* Begin DATA LINES *

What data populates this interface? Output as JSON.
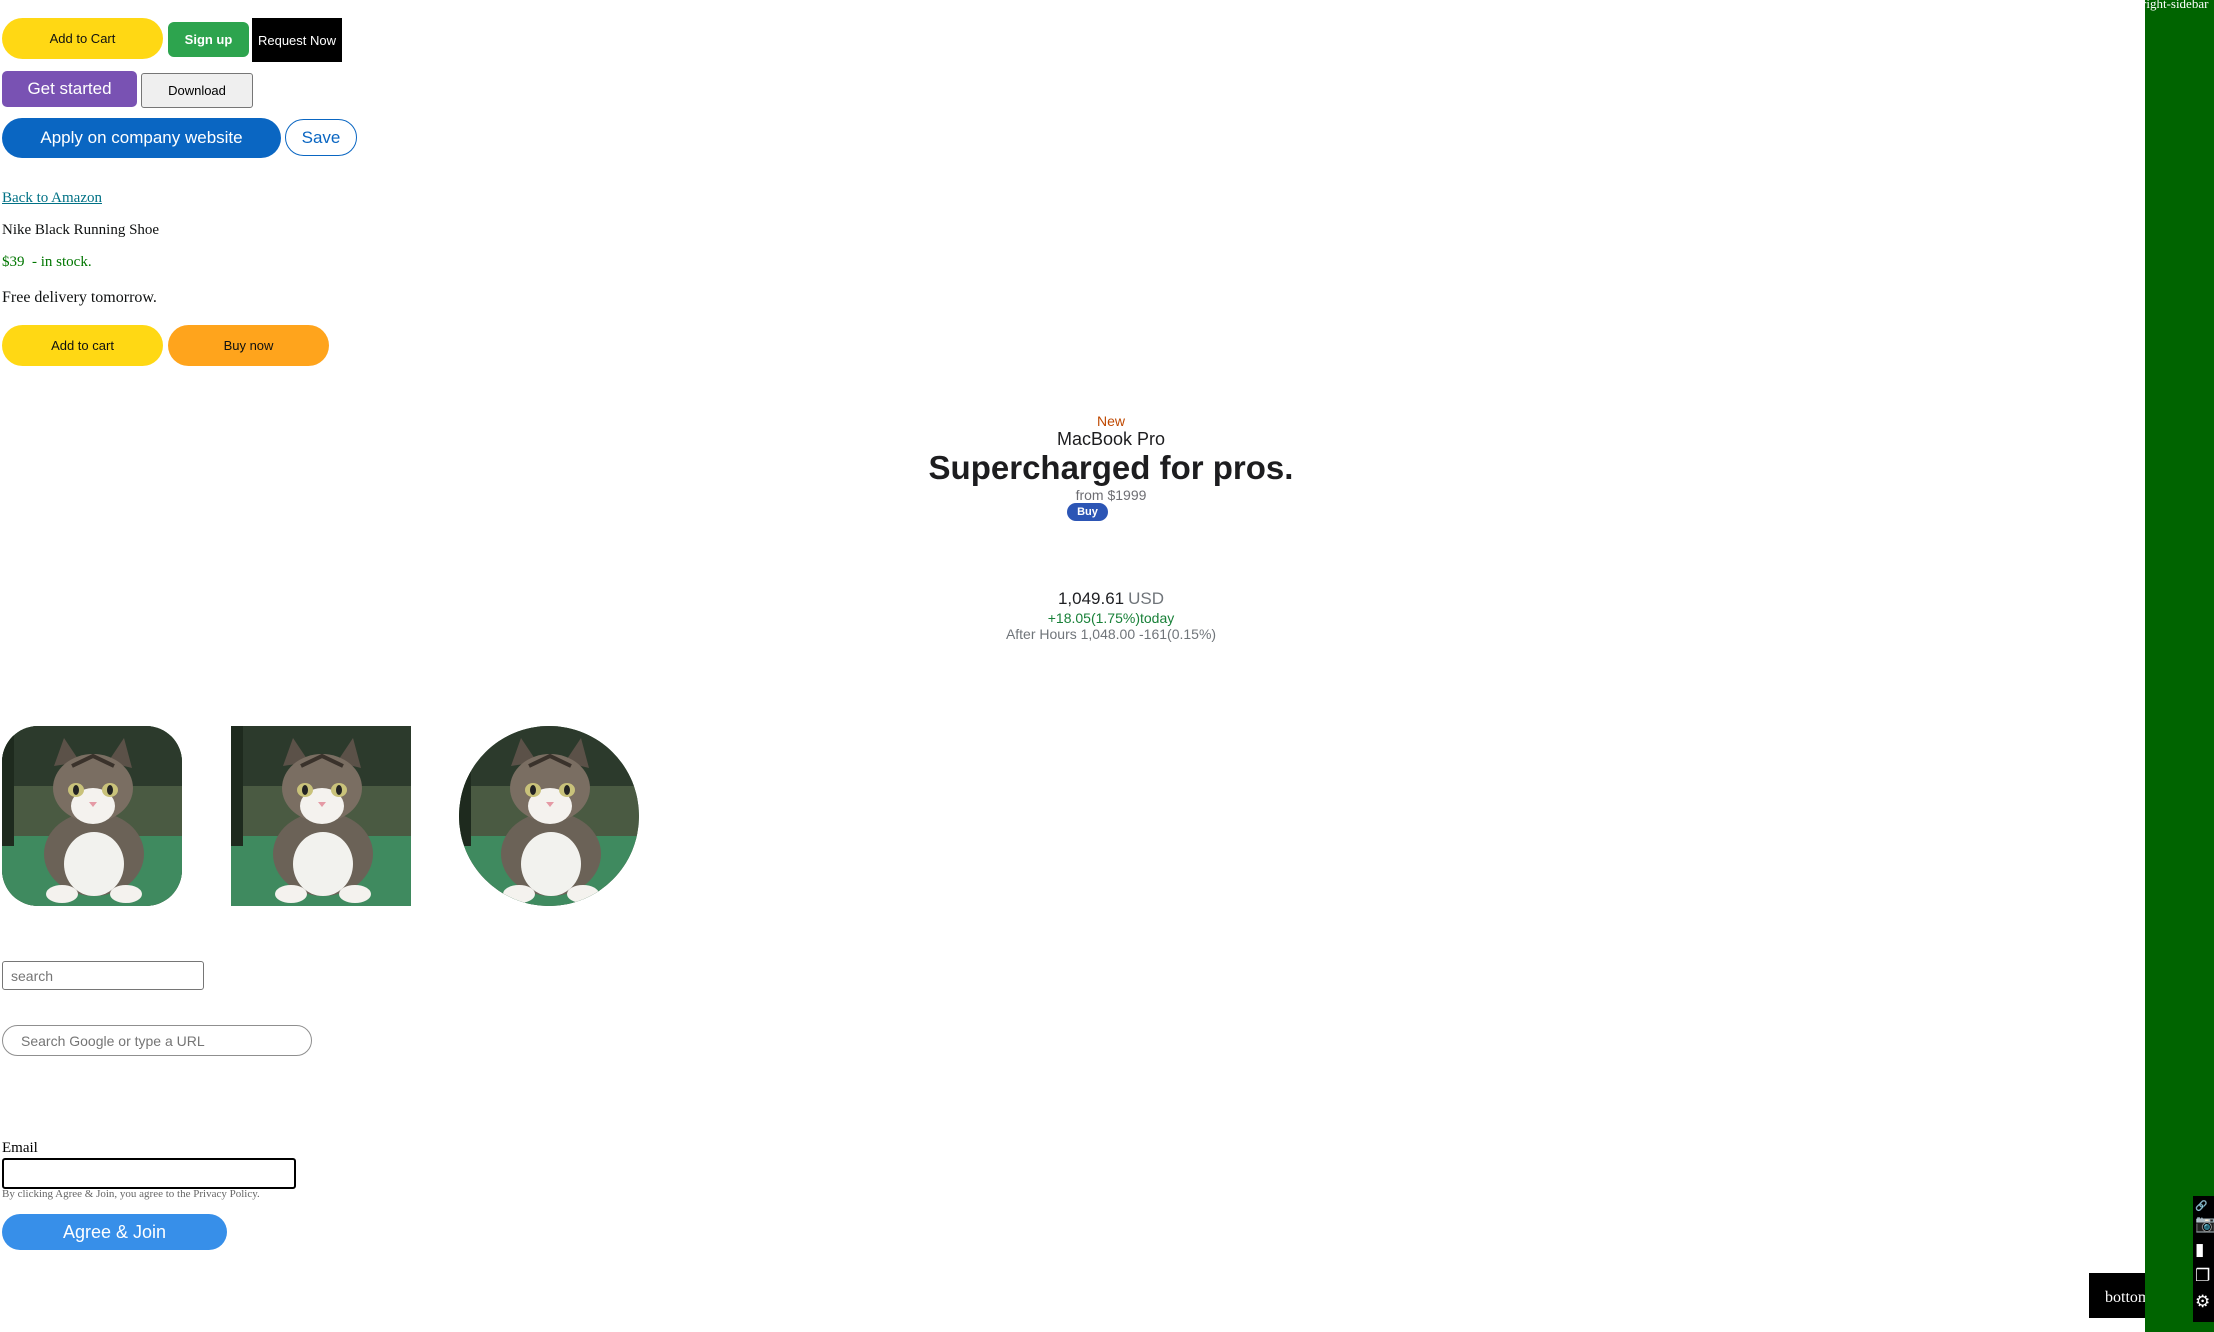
{
  "buttons_row1": {
    "add_to_cart": "Add to Cart",
    "sign_up": "Sign up",
    "request_now": "Request Now"
  },
  "buttons_row2": {
    "get_started": "Get started",
    "download": "Download"
  },
  "buttons_row3": {
    "apply": "Apply on company website",
    "save": "Save"
  },
  "product": {
    "back_link": "Back to Amazon",
    "title": "Nike Black Running Shoe",
    "price": "$39",
    "stock": "- in stock.",
    "delivery": "Free delivery tomorrow.",
    "add_to_cart": "Add to cart",
    "buy_now": "Buy now"
  },
  "macbook": {
    "badge": "New",
    "name": "MacBook Pro",
    "headline": "Supercharged for pros.",
    "price": "from $1999",
    "buy": "Buy"
  },
  "stock": {
    "price": "1,049.61",
    "currency": "USD",
    "change": "+18.05(1.75%)today",
    "after_hours": "After Hours 1,048.00 -161(0.15%)"
  },
  "images": [
    {
      "alt": "cat"
    },
    {
      "alt": "cat"
    },
    {
      "alt": "cat"
    }
  ],
  "search": {
    "placeholder1": "search",
    "placeholder2": "Search Google or type a URL"
  },
  "signup_form": {
    "email_label": "Email",
    "hint": "By clicking Agree & Join, you agree to the Privacy Policy.",
    "agree": "Agree &  Join"
  },
  "sidebar": {
    "label": "right-sidebar",
    "icons": [
      "link-icon",
      "camera-icon",
      "video-icon",
      "window-icon",
      "gear-icon"
    ]
  },
  "bottom": {
    "label": "bottom"
  },
  "colors": {
    "sidebar": "#006400",
    "amazon_yellow": "#ffd814",
    "amazon_orange": "#ffa41c",
    "linkedin_blue": "#0a66c2",
    "apple_blue": "#2c55b5"
  }
}
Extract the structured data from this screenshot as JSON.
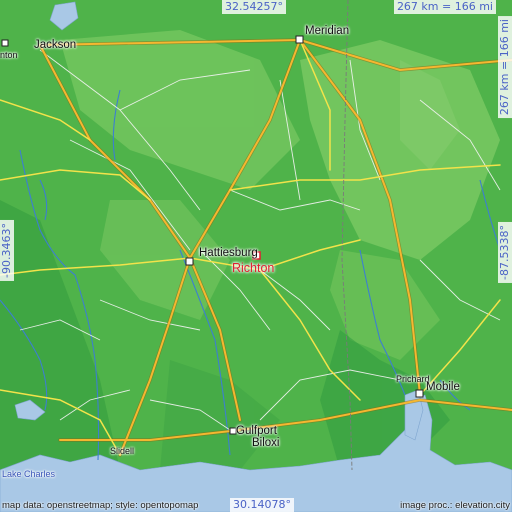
{
  "coordinates": {
    "top_lat": "32.54257°",
    "bottom_lat": "30.14078°",
    "left_lon": "-90.3463°",
    "right_lon": "-87.5338°"
  },
  "scale": {
    "horizontal": "267 km = 166 mi",
    "vertical": "267 km = 166 mi"
  },
  "cities": {
    "jackson": "Jackson",
    "clinton": "nton",
    "meridian": "Meridian",
    "hattiesburg": "Hattiesburg",
    "richton": "Richton",
    "prichard": "Prichard",
    "mobile": "Mobile",
    "gulfport": "Gulfport",
    "biloxi": "Biloxi",
    "slidell": "Slidell",
    "lake_charles": "Lake Charles"
  },
  "credits": {
    "left": "map data: openstreetmap; style: opentopomap",
    "right": "image proc.: elevation.city"
  },
  "colors": {
    "land": "#4fb34a",
    "water": "#a9c8e6",
    "highlight_city": "#e02030",
    "coordinate_text": "#4a62c6"
  }
}
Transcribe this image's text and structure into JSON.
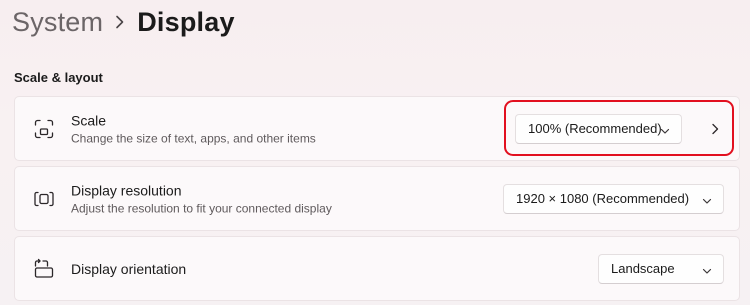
{
  "breadcrumb": {
    "parent": "System",
    "current": "Display"
  },
  "section": {
    "title": "Scale & layout"
  },
  "settings": [
    {
      "icon": "scale-icon",
      "title": "Scale",
      "description": "Change the size of text, apps, and other items",
      "value": "100% (Recommended)",
      "has_expand": true
    },
    {
      "icon": "display-resolution-icon",
      "title": "Display resolution",
      "description": "Adjust the resolution to fit your connected display",
      "value": "1920 × 1080 (Recommended)"
    },
    {
      "icon": "display-orientation-icon",
      "title": "Display orientation",
      "value": "Landscape"
    }
  ],
  "colors": {
    "highlight": "#e2101f",
    "background": "#f7eff1",
    "card": "#fcf9fa"
  }
}
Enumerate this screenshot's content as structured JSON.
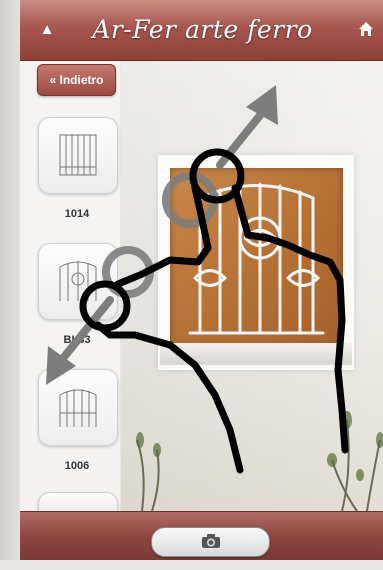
{
  "header": {
    "title": "Ar-Fer arte ferro",
    "up_icon": "triangle-up-icon",
    "home_icon": "home-icon"
  },
  "sidebar": {
    "back_label": "« Indietro",
    "items": [
      {
        "label": "1014"
      },
      {
        "label": "BL33"
      },
      {
        "label": "1006"
      }
    ]
  },
  "toolbar": {
    "camera_icon": "camera-icon"
  },
  "colors": {
    "accent": "#9e4a41",
    "gesture": "#000000",
    "arrow": "#7a7a7a"
  }
}
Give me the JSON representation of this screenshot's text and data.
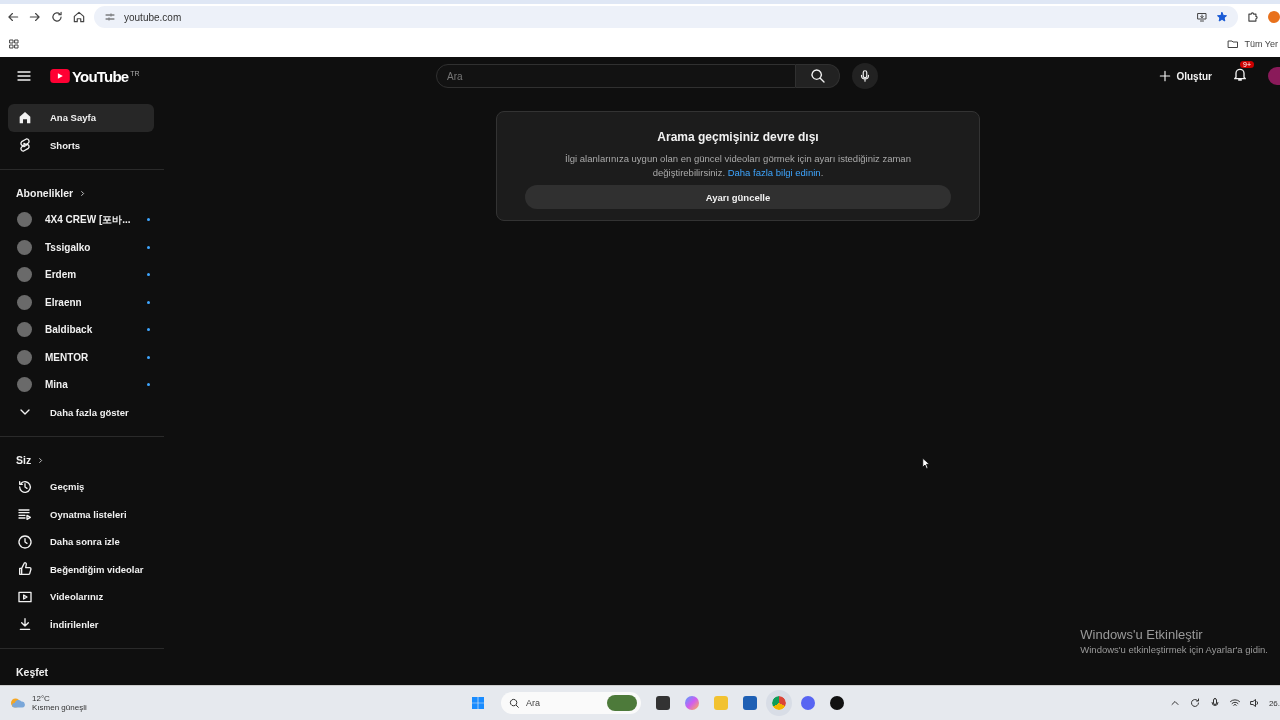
{
  "browser": {
    "address": "youtube.com",
    "bookmarks_folder": "Tüm Yer"
  },
  "header": {
    "logo": "YouTube",
    "region": "TR",
    "search_placeholder": "Ara",
    "create_label": "Oluştur",
    "notification_badge": "9+"
  },
  "nav": [
    {
      "label": "Ana Sayfa",
      "selected": true
    },
    {
      "label": "Shorts",
      "selected": false
    }
  ],
  "subscriptions": {
    "title": "Abonelikler",
    "channels": [
      {
        "name": "4X4 CREW [포바...",
        "new": true
      },
      {
        "name": "Tssigalko",
        "new": true
      },
      {
        "name": "Erdem",
        "new": true
      },
      {
        "name": "Elraenn",
        "new": true
      },
      {
        "name": "Baldiback",
        "new": true
      },
      {
        "name": "MENTOR",
        "new": true
      },
      {
        "name": "Mina",
        "new": true
      }
    ],
    "more": "Daha fazla göster"
  },
  "you": {
    "title": "Siz",
    "items": [
      {
        "label": "Geçmiş",
        "selected": false
      },
      {
        "label": "Oynatma listeleri",
        "selected": false
      },
      {
        "label": "Daha sonra izle",
        "selected": false
      },
      {
        "label": "Beğendiğim videolar",
        "selected": false
      },
      {
        "label": "Videolarınız",
        "selected": false
      },
      {
        "label": "İndirilenler",
        "selected": false
      }
    ]
  },
  "explore": {
    "title": "Keşfet"
  },
  "notice": {
    "title": "Arama geçmişiniz devre dışı",
    "text": "İlgi alanlarınıza uygun olan en güncel videoları görmek için ayarı istediğiniz zaman değiştirebilirsiniz.",
    "link": "Daha fazla bilgi edinin",
    "text_end": ".",
    "button": "Ayarı güncelle"
  },
  "activation": {
    "title": "Windows'u Etkinleştir",
    "text": "Windows'u etkinleştirmek için Ayarlar'a gidin."
  },
  "taskbar": {
    "temperature": "12°C",
    "weather": "Kısmen güneşli",
    "search_placeholder": "Ara",
    "clock": "26."
  }
}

* End DATA LINES *

AIM | Working from the entries above, return all lines that contain "structured".

OUTPUT BELOW |
Extract the structured data from this screenshot as JSON.
Enumerate this screenshot's content as structured JSON.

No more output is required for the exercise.